__Work to be completed__.
Check each line of the material. Copy those containing "schnell".

__Supplied records__.
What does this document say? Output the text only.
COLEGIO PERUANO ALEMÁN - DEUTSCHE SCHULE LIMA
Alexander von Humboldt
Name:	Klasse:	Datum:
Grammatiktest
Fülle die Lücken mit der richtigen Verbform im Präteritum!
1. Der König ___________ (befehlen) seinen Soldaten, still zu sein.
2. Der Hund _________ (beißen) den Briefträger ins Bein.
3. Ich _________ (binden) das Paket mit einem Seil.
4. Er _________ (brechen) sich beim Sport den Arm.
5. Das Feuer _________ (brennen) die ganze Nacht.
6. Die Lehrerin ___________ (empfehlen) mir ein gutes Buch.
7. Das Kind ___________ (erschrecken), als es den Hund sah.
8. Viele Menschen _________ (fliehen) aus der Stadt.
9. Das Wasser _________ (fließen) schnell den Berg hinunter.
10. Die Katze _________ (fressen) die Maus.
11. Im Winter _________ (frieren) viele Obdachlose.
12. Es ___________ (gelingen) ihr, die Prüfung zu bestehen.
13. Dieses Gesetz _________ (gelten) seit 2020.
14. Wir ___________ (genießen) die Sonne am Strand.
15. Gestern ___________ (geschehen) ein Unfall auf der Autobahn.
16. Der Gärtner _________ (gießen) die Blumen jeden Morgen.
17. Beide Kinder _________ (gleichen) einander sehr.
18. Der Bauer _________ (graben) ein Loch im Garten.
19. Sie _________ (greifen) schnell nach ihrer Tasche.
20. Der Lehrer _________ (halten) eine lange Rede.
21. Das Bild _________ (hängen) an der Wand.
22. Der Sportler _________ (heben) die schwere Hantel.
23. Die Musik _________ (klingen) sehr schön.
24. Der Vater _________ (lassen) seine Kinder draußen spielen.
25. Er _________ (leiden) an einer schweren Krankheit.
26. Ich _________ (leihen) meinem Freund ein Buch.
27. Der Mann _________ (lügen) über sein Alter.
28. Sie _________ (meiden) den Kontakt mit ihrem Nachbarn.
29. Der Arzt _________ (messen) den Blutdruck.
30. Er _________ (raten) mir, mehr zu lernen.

__Answer for the task__.
9. Das Wasser _________ (fließen) schnell den Berg hinunter.
19. Sie _________ (greifen) schnell nach ihrer Tasche.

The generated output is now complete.